(Records contained in a dataset)
/---

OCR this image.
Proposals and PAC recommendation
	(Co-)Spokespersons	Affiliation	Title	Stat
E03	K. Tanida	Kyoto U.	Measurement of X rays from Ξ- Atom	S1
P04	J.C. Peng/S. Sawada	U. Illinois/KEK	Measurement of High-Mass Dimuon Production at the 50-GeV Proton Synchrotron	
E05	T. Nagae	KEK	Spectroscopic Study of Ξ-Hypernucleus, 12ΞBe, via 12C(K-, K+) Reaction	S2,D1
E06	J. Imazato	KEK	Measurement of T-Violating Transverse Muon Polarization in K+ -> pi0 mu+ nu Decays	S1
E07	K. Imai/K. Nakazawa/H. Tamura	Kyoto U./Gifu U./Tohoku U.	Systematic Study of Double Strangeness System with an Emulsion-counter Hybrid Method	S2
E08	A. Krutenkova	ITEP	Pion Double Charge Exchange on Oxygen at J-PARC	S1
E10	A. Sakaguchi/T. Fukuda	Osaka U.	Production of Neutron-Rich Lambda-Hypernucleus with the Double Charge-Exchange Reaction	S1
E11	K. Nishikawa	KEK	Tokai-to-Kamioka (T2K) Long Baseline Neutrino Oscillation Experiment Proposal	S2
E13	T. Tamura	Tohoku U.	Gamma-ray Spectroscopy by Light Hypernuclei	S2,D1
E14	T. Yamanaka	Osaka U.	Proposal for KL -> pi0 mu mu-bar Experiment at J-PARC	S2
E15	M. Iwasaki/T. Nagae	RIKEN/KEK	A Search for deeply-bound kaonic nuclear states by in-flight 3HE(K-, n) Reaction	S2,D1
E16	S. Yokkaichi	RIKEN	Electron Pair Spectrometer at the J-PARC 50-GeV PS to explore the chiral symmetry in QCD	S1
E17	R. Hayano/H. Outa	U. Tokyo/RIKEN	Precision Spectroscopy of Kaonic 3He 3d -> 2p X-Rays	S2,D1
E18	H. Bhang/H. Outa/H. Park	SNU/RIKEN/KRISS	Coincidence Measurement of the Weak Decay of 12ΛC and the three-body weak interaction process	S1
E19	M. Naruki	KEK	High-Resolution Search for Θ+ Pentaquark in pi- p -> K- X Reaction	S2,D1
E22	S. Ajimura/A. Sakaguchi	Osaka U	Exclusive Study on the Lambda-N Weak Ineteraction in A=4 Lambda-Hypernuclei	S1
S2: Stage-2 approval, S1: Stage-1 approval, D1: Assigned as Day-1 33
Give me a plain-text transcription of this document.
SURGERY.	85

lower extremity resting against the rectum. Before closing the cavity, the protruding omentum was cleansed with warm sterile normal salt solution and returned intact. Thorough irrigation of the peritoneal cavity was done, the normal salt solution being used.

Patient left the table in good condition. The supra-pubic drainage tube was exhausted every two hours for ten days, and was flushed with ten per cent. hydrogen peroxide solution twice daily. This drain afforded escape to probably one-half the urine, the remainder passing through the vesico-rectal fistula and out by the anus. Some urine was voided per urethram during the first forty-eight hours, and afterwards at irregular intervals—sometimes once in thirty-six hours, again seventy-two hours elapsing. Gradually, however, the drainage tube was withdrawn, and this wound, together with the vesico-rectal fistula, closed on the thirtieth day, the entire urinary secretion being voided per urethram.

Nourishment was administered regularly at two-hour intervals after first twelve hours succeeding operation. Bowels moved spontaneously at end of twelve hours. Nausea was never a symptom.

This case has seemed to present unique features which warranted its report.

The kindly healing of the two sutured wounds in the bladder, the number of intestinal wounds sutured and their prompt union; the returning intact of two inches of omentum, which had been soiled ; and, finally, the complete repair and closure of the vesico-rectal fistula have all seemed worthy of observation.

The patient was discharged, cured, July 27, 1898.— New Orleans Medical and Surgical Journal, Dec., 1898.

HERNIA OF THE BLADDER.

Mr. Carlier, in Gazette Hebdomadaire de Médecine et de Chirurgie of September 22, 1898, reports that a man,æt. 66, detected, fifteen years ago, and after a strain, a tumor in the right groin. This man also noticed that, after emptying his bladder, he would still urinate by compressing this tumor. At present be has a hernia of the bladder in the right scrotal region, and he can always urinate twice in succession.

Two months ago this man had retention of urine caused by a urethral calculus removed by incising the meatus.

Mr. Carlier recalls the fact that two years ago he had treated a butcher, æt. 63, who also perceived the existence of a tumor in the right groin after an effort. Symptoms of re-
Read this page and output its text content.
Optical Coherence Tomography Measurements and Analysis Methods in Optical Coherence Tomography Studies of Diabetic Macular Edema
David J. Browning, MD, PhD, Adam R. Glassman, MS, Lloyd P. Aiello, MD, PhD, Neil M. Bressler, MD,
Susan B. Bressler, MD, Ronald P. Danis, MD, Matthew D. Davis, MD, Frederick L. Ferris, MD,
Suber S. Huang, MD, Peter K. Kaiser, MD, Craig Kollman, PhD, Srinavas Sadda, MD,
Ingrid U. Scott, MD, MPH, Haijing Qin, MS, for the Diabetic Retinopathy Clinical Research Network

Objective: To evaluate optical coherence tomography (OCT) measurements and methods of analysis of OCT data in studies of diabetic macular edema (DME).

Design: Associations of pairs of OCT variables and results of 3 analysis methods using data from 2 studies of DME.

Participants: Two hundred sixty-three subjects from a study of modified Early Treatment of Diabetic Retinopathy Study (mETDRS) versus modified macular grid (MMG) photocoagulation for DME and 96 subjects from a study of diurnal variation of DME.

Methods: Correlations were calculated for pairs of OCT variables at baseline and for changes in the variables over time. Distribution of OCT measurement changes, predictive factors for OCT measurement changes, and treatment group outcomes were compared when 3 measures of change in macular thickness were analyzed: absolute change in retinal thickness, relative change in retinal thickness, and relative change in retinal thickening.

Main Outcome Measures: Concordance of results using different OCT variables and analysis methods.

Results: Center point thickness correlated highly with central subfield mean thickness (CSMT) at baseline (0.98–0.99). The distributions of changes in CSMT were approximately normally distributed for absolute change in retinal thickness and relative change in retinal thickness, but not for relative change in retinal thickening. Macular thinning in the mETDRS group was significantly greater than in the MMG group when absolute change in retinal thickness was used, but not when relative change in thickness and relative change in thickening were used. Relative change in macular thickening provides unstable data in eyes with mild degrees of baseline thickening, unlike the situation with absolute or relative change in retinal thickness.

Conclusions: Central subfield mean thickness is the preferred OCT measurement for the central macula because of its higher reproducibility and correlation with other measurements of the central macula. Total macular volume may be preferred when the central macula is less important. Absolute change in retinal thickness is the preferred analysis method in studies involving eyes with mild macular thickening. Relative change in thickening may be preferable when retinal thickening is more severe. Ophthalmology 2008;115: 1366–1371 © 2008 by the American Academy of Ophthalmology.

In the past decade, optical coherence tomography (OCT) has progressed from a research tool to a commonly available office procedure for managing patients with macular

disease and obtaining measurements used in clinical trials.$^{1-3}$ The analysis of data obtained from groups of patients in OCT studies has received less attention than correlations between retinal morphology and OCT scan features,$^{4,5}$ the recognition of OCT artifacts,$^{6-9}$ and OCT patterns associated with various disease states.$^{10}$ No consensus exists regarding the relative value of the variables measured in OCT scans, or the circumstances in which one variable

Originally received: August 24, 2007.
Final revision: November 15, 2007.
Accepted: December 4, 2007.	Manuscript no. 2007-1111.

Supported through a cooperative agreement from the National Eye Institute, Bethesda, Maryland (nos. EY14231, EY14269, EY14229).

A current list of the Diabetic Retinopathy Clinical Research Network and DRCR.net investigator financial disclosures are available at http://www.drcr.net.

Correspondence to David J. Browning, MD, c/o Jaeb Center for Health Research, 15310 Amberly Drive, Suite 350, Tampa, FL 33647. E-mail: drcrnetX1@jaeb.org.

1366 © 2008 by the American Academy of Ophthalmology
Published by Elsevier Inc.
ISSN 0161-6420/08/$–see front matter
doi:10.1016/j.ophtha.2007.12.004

\---

INSTRUCTIONS FOR THE TASK: Check each line above for the string "David" and return those that contain it.

RESULT:
David J. Browning, MD, PhD, Adam R. Glassman, MS, Lloyd P. Aiello, MD, PhD, Neil M. Bressler, MD,
Correspondence to David J. Browning, MD, c/o Jaeb Center for Health Research, 15310 Amberly Drive, Suite 350, Tampa, FL 33647. E-mail: drcrnetX1@jaeb.org.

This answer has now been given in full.